[Begin]

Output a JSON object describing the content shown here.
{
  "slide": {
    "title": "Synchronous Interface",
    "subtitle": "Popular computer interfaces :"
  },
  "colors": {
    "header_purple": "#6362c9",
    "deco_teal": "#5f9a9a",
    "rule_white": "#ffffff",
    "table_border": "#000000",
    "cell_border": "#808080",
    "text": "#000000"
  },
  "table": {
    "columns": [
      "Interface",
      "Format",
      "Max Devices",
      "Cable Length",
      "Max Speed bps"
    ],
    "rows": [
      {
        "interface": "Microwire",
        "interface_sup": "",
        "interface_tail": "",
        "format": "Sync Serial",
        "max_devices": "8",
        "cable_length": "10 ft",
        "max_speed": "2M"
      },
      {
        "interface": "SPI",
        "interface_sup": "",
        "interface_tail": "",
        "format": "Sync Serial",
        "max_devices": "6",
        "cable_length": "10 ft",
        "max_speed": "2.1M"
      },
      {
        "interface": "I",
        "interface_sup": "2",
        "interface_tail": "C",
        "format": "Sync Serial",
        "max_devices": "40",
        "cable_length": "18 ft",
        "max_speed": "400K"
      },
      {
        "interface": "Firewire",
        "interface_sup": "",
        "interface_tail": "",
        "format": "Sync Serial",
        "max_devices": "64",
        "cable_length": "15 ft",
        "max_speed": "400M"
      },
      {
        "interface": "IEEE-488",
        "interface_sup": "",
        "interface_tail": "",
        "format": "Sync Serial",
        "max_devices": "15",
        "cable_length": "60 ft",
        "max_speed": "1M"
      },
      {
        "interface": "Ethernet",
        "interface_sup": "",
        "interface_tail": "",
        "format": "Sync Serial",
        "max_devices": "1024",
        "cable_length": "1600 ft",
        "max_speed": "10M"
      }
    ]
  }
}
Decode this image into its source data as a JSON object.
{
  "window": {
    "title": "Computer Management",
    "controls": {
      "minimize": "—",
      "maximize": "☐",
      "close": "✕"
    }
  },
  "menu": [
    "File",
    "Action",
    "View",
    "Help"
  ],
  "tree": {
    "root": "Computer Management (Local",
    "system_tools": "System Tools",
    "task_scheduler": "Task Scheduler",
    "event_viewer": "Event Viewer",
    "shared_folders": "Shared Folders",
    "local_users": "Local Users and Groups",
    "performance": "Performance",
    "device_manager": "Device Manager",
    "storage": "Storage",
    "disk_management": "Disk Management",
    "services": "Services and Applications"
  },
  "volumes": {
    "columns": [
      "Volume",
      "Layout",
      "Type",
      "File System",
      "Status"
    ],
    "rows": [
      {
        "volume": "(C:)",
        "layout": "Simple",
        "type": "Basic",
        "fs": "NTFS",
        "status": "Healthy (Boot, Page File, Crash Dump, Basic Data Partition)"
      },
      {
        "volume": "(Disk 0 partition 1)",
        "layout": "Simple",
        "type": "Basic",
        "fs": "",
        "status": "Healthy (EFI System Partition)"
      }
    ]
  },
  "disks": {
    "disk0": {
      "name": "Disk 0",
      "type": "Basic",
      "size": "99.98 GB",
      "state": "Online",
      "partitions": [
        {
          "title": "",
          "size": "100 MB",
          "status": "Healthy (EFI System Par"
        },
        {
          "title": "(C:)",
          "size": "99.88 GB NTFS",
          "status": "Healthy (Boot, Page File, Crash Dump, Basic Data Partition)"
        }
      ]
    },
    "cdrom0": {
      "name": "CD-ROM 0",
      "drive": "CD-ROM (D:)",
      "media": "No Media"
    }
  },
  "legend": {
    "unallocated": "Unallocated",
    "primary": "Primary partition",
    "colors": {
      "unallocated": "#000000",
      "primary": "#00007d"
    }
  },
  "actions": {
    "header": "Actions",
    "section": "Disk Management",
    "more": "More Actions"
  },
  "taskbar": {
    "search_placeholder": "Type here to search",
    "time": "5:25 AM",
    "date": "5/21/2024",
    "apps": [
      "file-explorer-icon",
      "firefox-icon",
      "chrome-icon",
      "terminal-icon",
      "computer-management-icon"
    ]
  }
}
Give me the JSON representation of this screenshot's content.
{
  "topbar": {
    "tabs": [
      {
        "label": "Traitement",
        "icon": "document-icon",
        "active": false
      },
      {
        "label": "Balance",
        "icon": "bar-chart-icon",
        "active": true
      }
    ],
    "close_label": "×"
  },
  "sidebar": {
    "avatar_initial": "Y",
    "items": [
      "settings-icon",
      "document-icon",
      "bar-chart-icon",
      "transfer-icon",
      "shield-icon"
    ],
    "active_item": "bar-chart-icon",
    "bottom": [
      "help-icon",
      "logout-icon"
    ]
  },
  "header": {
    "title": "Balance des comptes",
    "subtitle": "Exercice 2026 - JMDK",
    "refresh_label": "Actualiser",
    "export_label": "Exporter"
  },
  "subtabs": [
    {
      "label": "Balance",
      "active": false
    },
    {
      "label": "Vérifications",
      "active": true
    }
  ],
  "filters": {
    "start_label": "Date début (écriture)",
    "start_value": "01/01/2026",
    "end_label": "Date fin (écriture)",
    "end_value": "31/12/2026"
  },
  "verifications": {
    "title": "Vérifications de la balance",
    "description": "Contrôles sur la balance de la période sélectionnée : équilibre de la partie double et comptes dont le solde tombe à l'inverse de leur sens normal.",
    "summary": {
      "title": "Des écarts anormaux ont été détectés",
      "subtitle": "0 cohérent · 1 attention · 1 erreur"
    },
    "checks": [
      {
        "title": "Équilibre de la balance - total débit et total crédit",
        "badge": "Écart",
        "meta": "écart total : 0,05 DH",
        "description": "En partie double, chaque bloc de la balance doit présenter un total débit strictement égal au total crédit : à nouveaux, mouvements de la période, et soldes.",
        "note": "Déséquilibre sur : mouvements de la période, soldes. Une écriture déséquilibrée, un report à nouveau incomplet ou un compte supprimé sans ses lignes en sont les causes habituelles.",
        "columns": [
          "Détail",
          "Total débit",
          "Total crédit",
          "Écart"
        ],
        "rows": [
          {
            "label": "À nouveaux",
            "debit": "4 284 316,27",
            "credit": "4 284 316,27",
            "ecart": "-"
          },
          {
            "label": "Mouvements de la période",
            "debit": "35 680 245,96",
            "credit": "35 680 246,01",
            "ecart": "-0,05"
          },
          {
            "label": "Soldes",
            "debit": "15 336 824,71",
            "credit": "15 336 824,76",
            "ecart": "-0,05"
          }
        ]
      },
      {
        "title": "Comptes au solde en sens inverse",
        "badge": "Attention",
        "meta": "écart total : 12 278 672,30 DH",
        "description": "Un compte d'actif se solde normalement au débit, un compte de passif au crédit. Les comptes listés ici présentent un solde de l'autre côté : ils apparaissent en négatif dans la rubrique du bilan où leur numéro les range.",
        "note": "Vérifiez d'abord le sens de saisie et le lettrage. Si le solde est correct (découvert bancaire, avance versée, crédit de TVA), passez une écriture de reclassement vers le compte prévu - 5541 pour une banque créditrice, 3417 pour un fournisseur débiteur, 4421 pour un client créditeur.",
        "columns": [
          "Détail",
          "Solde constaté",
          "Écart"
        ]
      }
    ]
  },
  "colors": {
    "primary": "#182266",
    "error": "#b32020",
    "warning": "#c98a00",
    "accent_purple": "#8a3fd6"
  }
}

[End]

(Stated exercise): Extract the complete data, matching each line exactly.

(Worked answer):
Output a JSON object describing the content shown here.
{
  "slide": {
    "title": "Synchronous Interface",
    "subtitle": "Popular computer interfaces :"
  },
  "colors": {
    "header_purple": "#6362c9",
    "deco_teal": "#5f9a9a",
    "rule_white": "#ffffff",
    "table_border": "#000000",
    "cell_border": "#808080",
    "text": "#000000"
  },
  "table": {
    "columns": [
      "Interface",
      "Format",
      "Max Devices",
      "Cable Length",
      "Max Speed bps"
    ],
    "rows": [
      {
        "interface": "Microwire",
        "interface_sup": "",
        "interface_tail": "",
        "format": "Sync Serial",
        "max_devices": "8",
        "cable_length": "10 ft",
        "max_speed": "2M"
      },
      {
        "interface": "SPI",
        "interface_sup": "",
        "interface_tail": "",
        "format": "Sync Serial",
        "max_devices": "6",
        "cable_length": "10 ft",
        "max_speed": "2.1M"
      },
      {
        "interface": "I",
        "interface_sup": "2",
        "interface_tail": "C",
        "format": "Sync Serial",
        "max_devices": "40",
        "cable_length": "18 ft",
        "max_speed": "400K"
      },
      {
        "interface": "Firewire",
        "interface_sup": "",
        "interface_tail": "",
        "format": "Sync Serial",
        "max_devices": "64",
        "cable_length": "15 ft",
        "max_speed": "400M"
      },
      {
        "interface": "IEEE-488",
        "interface_sup": "",
        "interface_tail": "",
        "format": "Sync Serial",
        "max_devices": "15",
        "cable_length": "60 ft",
        "max_speed": "1M"
      },
      {
        "interface": "Ethernet",
        "interface_sup": "",
        "interface_tail": "",
        "format": "Sync Serial",
        "max_devices": "1024",
        "cable_length": "1600 ft",
        "max_speed": "10M"
      }
    ]
  }
}
Decode this image into its source data as a JSON object.
{
  "window": {
    "title": "Computer Management",
    "controls": {
      "minimize": "—",
      "maximize": "☐",
      "close": "✕"
    }
  },
  "menu": [
    "File",
    "Action",
    "View",
    "Help"
  ],
  "tree": {
    "root": "Computer Management (Local",
    "system_tools": "System Tools",
    "task_scheduler": "Task Scheduler",
    "event_viewer": "Event Viewer",
    "shared_folders": "Shared Folders",
    "local_users": "Local Users and Groups",
    "performance": "Performance",
    "device_manager": "Device Manager",
    "storage": "Storage",
    "disk_management": "Disk Management",
    "services": "Services and Applications"
  },
  "volumes": {
    "columns": [
      "Volume",
      "Layout",
      "Type",
      "File System",
      "Status"
    ],
    "rows": [
      {
        "volume": "(C:)",
        "layout": "Simple",
        "type": "Basic",
        "fs": "NTFS",
        "status": "Healthy (Boot, Page File, Crash Dump, Basic Data Partition)"
      },
      {
        "volume": "(Disk 0 partition 1)",
        "layout": "Simple",
        "type": "Basic",
        "fs": "",
        "status": "Healthy (EFI System Partition)"
      }
    ]
  },
  "disks": {
    "disk0": {
      "name": "Disk 0",
      "type": "Basic",
      "size": "99.98 GB",
      "state": "Online",
      "partitions": [
        {
          "title": "",
          "size": "100 MB",
          "status": "Healthy (EFI System Par"
        },
        {
          "title": "(C:)",
          "size": "99.88 GB NTFS",
          "status": "Healthy (Boot, Page File, Crash Dump, Basic Data Partition)"
        }
      ]
    },
    "cdrom0": {
      "name": "CD-ROM 0",
      "drive": "CD-ROM (D:)",
      "media": "No Media"
    }
  },
  "legend": {
    "unallocated": "Unallocated",
    "primary": "Primary partition",
    "colors": {
      "unallocated": "#000000",
      "primary": "#00007d"
    }
  },
  "actions": {
    "header": "Actions",
    "section": "Disk Management",
    "more": "More Actions"
  },
  "taskbar": {
    "search_placeholder": "Type here to search",
    "time": "5:25 AM",
    "date": "5/21/2024",
    "apps": [
      "file-explorer-icon",
      "firefox-icon",
      "chrome-icon",
      "terminal-icon",
      "computer-management-icon"
    ]
  }
}
Give me the JSON representation of this screenshot's content.
{
  "topbar": {
    "tabs": [
      {
        "label": "Traitement",
        "icon": "document-icon",
        "active": false
      },
      {
        "label": "Balance",
        "icon": "bar-chart-icon",
        "active": true
      }
    ],
    "close_label": "×"
  },
  "sidebar": {
    "avatar_initial": "Y",
    "items": [
      "settings-icon",
      "document-icon",
      "bar-chart-icon",
      "transfer-icon",
      "shield-icon"
    ],
    "active_item": "bar-chart-icon",
    "bottom": [
      "help-icon",
      "logout-icon"
    ]
  },
  "header": {
    "title": "Balance des comptes",
    "subtitle": "Exercice 2026 - JMDK",
    "refresh_label": "Actualiser",
    "export_label": "Exporter"
  },
  "subtabs": [
    {
      "label": "Balance",
      "active": false
    },
    {
      "label": "Vérifications",
      "active": true
    }
  ],
  "filters": {
    "start_label": "Date début (écriture)",
    "start_value": "01/01/2026",
    "end_label": "Date fin (écriture)",
    "end_value": "31/12/2026"
  },
  "verifications": {
    "title": "Vérifications de la balance",
    "description": "Contrôles sur la balance de la période sélectionnée : équilibre de la partie double et comptes dont le solde tombe à l'inverse de leur sens normal.",
    "summary": {
      "title": "Des écarts anormaux ont été détectés",
      "subtitle": "0 cohérent · 1 attention · 1 erreur"
    },
    "checks": [
      {
        "title": "Équilibre de la balance - total débit et total crédit",
        "badge": "Écart",
        "meta": "écart total : 0,05 DH",
        "description": "En partie double, chaque bloc de la balance doit présenter un total débit strictement égal au total crédit : à nouveaux, mouvements de la période, et soldes.",
        "note": "Déséquilibre sur : mouvements de la période, soldes. Une écriture déséquilibrée, un report à nouveau incomplet ou un compte supprimé sans ses lignes en sont les causes habituelles.",
        "columns": [
          "Détail",
          "Total débit",
          "Total crédit",
          "Écart"
        ],
        "rows": [
          {
            "label": "À nouveaux",
            "debit": "4 284 316,27",
            "credit": "4 284 316,27",
            "ecart": "-"
          },
          {
            "label": "Mouvements de la période",
            "debit": "35 680 245,96",
            "credit": "35 680 246,01",
            "ecart": "-0,05"
          },
          {
            "label": "Soldes",
            "debit": "15 336 824,71",
            "credit": "15 336 824,76",
            "ecart": "-0,05"
          }
        ]
      },
      {
        "title": "Comptes au solde en sens inverse",
        "badge": "Attention",
        "meta": "écart total : 12 278 672,30 DH",
        "description": "Un compte d'actif se solde normalement au débit, un compte de passif au crédit. Les comptes listés ici présentent un solde de l'autre côté : ils apparaissent en négatif dans la rubrique du bilan où leur numéro les range.",
        "note": "Vérifiez d'abord le sens de saisie et le lettrage. Si le solde est correct (découvert bancaire, avance versée, crédit de TVA), passez une écriture de reclassement vers le compte prévu - 5541 pour une banque créditrice, 3417 pour un fournisseur débiteur, 4421 pour un client créditeur.",
        "columns": [
          "Détail",
          "Solde constaté",
          "Écart"
        ]
      }
    ]
  },
  "colors": {
    "primary": "#182266",
    "error": "#b32020",
    "warning": "#c98a00",
    "accent_purple": "#8a3fd6"
  }
}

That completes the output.